Work request: Can you return the text on rising insecurities in women, word for word and in full?

Text:
Rising insecurities in women
Women particularly feel unsafe by the presence of the CRPF in the forests. Kumodini Vadaka, a woman leader from Patanpadhar village says, “We are scared to go to the market or to our forests alone now. The CRPF people constantly comes and asks us if we have seen Maoists and whether we are protecting them. They even poked my elderly parents on their stomachs with their rifle butts”. Women in Lakhpadar, Patanpadhar, Ambadoni, Dongamati and Gorata, shared similar experiences. An elderly woman from Dongamati village says, “It was very nice, earlier. We were free. We could go to the forests and collect whatever we wanted. We were leading a very happy life. Now, when we go, there are a lot of police forces inside the forest. They question us as to whether we have seen Maoists.” Another woman in Dongamati, slowly speaks up, “The women used to go to take a bath alone, earlier. Now we are able to only go in groups. We are scared. We also feel scared to visit our people in other nearby villages when there’s a celebration, because the CRPF come and intimidate us.”

Not a single villager this writer spoke to, had seen a copy of their FIR, charge sheet or any other case documents pertaining to them even after spending years in prison. Siram Naik, a villager from Dongamati says, In December 2018, when I had gone to welcome the Samvidhan Samman Yatra (Save the Constitution march).that NAPM had organized, I was called to the police station and told by the Sub Divisional Police Officer (SDPO) that there is a warrant against me. We don’t know why they want to arrest us. We think it is because we are fighting for our land and forest rights and justice”.

Record excerpts:
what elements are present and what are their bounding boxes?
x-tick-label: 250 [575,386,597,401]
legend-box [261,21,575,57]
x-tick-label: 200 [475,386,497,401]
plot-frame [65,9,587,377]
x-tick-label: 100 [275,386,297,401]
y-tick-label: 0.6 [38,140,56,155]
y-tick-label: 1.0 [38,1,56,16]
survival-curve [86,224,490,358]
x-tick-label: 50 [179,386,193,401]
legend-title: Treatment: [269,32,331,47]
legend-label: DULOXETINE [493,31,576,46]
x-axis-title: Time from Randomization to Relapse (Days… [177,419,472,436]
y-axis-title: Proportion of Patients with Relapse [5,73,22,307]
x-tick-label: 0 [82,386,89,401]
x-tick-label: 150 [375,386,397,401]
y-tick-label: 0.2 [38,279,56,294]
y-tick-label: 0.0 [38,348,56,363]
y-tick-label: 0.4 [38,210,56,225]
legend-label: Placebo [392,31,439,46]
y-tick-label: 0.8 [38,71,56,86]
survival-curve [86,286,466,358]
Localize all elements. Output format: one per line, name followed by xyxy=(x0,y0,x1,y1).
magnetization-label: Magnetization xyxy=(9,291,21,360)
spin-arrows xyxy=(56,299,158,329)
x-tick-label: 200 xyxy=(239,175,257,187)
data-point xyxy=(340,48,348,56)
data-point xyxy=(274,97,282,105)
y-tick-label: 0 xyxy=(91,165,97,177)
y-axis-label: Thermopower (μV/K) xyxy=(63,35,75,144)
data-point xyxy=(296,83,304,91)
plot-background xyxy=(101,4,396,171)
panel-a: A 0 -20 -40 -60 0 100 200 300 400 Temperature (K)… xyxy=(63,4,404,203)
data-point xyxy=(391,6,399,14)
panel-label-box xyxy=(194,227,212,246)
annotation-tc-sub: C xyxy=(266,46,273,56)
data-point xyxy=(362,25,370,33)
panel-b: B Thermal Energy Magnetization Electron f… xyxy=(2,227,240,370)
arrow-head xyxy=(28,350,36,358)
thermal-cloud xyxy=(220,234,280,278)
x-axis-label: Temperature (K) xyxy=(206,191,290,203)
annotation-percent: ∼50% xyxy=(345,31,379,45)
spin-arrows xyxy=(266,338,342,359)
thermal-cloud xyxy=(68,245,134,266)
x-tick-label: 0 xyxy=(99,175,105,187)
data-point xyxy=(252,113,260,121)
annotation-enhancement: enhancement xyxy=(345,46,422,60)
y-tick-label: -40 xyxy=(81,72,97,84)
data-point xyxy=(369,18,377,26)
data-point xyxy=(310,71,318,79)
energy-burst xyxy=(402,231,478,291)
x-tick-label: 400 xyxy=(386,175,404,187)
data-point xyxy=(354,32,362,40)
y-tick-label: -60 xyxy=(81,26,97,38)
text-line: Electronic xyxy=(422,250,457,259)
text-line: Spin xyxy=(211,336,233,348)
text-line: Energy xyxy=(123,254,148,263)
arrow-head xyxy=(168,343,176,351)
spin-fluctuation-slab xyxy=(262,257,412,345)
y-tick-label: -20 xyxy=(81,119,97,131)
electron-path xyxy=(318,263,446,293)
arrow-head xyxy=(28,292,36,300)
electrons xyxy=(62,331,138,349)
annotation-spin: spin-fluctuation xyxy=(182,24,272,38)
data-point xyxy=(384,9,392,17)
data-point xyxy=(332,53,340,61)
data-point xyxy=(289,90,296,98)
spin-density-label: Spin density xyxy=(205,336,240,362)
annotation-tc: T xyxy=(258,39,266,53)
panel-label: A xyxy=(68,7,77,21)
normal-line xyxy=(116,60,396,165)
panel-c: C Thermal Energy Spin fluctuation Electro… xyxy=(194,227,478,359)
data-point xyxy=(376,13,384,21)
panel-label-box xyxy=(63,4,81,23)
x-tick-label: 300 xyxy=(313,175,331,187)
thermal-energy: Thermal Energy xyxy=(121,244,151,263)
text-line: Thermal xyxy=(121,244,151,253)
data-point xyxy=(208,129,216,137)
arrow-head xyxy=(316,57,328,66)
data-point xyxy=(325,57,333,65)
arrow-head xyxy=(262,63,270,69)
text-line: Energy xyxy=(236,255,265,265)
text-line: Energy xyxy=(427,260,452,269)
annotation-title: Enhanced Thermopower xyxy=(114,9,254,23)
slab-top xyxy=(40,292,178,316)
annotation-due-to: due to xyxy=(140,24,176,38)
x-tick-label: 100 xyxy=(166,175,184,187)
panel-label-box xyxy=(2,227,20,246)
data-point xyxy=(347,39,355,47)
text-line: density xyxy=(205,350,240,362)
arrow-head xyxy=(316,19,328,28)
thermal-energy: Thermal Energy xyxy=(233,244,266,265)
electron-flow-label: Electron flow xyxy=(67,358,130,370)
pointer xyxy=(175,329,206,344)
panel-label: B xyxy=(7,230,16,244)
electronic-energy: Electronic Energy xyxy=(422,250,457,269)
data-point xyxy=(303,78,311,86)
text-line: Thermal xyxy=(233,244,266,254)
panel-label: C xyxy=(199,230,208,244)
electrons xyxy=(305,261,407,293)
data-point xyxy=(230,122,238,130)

Solution:
Rising insecurities in women
Women particularly feel unsafe by the presence of the CRPF in the forests. Kumodini Vadaka, a woman leader from Patanpadhar village says, “We are scared to go to the market or to our forests alone now. The CRPF people constantly comes and asks us if we have seen Maoists and whether we are protecting them. They even poked my elderly parents on their stomachs with their rifle butts”. Women in Lakhpadar, Patanpadhar, Ambadoni, Dongamati and Gorata, shared similar experiences. An elderly woman from Dongamati village says, “It was very nice, earlier. We were free. We could go to the forests and collect whatever we wanted. We were leading a very happy life. Now, when we go, there are a lot of police forces inside the forest. They question us as to whether we have seen Maoists.” Another woman in Dongamati, slowly speaks up, “The women used to go to take a bath alone, earlier. Now we are able to only go in groups. We are scared. We also feel scared to visit our people in other nearby villages when there’s a celebration, because the CRPF come and intimidate us.”

Not a single villager this writer spoke to, had seen a copy of their FIR, charge sheet or any other case documents pertaining to them even after spending years in prison. Siram Naik, a villager from Dongamati says, In December 2018, when I had gone to welcome the Samvidhan Samman Yatra (Save the Constitution march).that NAPM had organized, I was called to the police station and told by the Sub Divisional Police Officer (SDPO) that there is a warrant against me. We don’t know why they want to arrest us. We think it is because we are fighting for our land and forest rights and justice”.